Saved entries
## begin

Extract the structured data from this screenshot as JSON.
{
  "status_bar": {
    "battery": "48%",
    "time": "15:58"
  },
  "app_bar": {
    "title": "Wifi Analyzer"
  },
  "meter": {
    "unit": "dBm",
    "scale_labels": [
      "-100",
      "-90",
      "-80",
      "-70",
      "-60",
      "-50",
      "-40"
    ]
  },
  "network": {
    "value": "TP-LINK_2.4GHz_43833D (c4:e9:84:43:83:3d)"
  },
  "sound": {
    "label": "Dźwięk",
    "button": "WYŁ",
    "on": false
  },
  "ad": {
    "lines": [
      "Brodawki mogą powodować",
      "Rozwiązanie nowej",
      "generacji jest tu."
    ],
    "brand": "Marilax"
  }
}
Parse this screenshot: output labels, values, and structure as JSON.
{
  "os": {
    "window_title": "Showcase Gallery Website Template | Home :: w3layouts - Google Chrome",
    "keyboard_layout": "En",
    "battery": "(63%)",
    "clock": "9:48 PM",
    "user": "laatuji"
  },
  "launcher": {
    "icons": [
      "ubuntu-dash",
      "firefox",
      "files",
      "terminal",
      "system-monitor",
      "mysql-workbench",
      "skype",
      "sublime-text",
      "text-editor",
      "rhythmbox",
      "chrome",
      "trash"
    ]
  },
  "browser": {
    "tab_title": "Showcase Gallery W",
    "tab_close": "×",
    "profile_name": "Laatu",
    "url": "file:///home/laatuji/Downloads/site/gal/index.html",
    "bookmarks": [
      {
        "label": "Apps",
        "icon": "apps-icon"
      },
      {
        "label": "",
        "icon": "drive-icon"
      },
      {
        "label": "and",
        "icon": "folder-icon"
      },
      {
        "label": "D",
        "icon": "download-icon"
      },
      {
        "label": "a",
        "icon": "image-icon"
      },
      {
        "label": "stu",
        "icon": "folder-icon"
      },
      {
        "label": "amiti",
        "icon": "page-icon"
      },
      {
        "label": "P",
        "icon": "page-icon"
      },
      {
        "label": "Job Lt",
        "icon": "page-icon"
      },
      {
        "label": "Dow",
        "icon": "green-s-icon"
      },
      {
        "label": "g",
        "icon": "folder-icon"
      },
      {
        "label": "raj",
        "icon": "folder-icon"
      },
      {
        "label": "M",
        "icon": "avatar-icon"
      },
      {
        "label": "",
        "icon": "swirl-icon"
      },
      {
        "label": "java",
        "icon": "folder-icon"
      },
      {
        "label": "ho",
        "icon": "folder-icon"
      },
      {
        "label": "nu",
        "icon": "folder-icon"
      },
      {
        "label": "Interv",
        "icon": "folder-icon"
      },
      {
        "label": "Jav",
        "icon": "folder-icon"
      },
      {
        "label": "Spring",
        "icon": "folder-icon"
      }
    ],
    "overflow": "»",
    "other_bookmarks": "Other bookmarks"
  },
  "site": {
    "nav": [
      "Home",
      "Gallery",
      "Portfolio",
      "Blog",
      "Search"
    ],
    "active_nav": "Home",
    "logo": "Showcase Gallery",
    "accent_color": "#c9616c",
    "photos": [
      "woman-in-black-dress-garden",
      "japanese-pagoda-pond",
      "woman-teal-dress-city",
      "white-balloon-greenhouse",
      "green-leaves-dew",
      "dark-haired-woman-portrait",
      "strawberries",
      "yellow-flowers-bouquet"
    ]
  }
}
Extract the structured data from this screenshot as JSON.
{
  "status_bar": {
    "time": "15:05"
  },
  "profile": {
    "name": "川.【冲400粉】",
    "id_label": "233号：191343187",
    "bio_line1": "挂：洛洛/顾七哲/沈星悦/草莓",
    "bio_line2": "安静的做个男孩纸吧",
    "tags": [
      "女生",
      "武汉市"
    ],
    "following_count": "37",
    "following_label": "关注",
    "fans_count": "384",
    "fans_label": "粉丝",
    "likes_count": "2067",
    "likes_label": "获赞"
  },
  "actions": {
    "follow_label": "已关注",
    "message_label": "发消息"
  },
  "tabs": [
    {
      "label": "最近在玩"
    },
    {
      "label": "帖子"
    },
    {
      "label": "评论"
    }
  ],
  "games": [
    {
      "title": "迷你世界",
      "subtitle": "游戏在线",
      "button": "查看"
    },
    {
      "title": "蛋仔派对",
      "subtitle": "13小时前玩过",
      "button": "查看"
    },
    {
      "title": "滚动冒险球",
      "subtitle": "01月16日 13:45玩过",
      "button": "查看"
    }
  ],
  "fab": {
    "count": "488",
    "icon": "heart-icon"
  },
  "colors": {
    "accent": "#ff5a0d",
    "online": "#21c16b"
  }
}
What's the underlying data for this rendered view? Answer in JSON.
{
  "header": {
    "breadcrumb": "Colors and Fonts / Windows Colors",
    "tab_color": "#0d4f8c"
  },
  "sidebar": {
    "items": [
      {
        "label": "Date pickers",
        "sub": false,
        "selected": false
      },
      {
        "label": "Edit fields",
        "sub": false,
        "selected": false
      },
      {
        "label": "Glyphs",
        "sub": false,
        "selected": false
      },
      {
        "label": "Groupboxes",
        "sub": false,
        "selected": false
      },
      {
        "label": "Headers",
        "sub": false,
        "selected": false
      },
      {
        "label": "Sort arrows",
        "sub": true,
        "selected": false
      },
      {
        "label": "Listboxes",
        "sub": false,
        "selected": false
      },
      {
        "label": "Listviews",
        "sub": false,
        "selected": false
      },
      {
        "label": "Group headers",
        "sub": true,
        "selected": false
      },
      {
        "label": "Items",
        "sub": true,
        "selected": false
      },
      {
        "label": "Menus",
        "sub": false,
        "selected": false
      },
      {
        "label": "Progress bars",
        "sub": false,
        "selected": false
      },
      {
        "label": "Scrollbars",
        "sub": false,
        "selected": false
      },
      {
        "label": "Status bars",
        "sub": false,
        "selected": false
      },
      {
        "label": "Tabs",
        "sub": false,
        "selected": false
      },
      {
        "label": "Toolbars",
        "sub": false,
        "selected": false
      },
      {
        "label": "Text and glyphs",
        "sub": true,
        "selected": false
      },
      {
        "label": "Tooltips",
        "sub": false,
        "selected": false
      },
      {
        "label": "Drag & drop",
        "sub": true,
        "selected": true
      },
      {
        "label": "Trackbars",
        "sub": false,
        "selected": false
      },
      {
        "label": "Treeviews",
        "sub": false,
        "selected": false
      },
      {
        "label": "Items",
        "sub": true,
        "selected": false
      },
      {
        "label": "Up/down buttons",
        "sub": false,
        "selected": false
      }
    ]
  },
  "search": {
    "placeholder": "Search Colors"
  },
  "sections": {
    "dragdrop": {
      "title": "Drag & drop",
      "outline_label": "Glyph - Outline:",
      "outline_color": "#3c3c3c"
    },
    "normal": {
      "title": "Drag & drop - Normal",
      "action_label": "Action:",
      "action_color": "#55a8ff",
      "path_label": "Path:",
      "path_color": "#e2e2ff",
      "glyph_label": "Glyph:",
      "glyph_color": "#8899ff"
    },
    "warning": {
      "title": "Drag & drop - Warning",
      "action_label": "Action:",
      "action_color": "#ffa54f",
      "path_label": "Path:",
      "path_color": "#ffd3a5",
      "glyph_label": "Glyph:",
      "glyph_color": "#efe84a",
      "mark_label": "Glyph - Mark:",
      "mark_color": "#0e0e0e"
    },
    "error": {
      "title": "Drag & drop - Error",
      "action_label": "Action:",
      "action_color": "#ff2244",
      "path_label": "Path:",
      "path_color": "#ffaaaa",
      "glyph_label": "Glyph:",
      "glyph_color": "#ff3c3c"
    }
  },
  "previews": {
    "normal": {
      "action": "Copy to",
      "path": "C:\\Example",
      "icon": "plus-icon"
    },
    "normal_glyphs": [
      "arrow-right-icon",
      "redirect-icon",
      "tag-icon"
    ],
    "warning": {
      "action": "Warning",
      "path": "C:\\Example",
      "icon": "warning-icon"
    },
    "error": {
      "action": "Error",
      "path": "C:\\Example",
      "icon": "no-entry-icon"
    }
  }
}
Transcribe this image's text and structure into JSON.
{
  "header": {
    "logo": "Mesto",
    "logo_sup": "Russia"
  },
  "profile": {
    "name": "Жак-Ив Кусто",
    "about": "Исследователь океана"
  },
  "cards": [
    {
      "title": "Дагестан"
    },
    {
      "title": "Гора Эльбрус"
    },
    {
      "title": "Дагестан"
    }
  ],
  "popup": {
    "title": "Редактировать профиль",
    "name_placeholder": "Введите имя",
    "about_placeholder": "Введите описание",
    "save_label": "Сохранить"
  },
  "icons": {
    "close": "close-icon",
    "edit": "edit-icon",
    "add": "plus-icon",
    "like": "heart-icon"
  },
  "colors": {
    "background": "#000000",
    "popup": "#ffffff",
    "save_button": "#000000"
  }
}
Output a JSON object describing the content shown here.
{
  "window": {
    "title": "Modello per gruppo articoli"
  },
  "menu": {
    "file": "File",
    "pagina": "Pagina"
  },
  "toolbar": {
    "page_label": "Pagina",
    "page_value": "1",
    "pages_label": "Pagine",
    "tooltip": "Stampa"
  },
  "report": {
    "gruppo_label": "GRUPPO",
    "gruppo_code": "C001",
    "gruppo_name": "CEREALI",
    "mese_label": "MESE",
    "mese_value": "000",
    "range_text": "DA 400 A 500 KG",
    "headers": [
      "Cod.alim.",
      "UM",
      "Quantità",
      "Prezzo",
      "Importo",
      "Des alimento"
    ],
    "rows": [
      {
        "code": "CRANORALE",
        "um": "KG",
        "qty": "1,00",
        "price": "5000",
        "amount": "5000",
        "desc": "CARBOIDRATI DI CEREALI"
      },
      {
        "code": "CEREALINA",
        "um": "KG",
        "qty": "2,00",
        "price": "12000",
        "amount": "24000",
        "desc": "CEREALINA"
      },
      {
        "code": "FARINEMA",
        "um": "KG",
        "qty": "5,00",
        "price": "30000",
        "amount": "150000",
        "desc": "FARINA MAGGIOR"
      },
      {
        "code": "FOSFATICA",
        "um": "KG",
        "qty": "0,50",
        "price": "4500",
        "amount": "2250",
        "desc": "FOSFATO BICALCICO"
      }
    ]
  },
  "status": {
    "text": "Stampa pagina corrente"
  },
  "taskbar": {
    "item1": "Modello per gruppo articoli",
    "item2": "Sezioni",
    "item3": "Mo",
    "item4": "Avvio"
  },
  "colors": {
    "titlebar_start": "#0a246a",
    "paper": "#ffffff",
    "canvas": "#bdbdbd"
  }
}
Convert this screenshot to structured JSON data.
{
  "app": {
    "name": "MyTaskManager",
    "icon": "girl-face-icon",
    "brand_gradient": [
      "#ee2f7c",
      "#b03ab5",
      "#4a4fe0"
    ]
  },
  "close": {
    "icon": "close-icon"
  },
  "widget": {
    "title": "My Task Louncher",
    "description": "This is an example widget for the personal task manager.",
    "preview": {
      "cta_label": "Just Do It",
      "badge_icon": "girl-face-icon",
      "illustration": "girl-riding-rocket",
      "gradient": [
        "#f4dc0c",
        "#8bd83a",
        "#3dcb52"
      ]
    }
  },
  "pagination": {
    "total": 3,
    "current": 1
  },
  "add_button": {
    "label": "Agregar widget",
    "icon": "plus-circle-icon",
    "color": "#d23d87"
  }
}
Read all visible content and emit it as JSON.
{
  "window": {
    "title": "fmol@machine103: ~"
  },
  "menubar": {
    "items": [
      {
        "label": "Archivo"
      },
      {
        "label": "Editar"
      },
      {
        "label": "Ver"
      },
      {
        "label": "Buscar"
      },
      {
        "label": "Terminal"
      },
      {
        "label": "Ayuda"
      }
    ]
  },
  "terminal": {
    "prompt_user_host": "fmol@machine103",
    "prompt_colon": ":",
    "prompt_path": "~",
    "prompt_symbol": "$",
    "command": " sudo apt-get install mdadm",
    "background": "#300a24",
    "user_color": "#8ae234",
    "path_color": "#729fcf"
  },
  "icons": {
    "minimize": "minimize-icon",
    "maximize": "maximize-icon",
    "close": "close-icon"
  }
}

## end

**WHAT TO DO**
Copy out each line in the preceding records that contains "data".

**PROBLEM SOLUTION**
Extract the structured data from this screenshot as JSON.
Extract the structured data from this screenshot as JSON.
What's the underlying data for this rendered view? Answer in JSON.
Convert this screenshot to structured JSON data.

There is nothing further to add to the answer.